- **Your goal**
Locate every line below that contains the word "сфере" and copy it.

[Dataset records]
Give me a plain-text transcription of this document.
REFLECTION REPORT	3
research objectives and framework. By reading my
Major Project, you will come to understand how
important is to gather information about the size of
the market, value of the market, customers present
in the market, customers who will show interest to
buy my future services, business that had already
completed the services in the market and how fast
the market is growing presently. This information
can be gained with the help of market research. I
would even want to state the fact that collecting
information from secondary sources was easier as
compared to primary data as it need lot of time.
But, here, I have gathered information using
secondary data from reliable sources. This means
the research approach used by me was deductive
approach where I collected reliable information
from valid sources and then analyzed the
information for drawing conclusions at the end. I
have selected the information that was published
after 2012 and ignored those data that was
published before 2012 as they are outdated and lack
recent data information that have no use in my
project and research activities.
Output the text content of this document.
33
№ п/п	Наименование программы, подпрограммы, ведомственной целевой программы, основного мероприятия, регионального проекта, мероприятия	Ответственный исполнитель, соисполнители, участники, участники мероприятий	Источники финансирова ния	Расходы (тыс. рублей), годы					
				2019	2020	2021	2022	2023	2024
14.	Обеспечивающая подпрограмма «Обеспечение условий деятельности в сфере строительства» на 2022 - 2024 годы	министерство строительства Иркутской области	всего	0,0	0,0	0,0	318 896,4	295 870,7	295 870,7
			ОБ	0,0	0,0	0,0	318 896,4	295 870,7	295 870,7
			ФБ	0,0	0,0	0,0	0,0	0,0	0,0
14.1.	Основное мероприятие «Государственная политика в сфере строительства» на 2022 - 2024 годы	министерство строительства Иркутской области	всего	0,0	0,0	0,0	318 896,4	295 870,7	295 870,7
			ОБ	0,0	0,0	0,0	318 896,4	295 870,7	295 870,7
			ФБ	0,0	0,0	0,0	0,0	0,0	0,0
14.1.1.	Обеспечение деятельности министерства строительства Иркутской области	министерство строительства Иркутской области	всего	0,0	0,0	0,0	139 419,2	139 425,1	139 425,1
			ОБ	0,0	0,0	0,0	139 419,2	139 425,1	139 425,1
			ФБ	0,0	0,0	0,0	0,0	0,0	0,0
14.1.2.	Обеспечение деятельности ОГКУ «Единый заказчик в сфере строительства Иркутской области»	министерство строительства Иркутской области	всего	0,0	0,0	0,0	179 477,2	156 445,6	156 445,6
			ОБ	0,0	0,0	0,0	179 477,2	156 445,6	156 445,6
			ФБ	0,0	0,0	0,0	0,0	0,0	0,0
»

- **The answer**
14.	Обеспечивающая подпрограмма «Обеспечение условий деятельности в сфере строительства» на 2022 - 2024 годы	министерство строительства Иркутской области	всего	0,0	0,0	0,0	318 896,4	295 870,7	295 870,7
14.1.	Основное мероприятие «Государственная политика в сфере строительства» на 2022 - 2024 годы	министерство строительства Иркутской области	всего	0,0	0,0	0,0	318 896,4	295 870,7	295 870,7
14.1.2.	Обеспечение деятельности ОГКУ «Единый заказчик в сфере строительства Иркутской области»	министерство строительства Иркутской области	всего	0,0	0,0	0,0	179 477,2	156 445,6	156 445,6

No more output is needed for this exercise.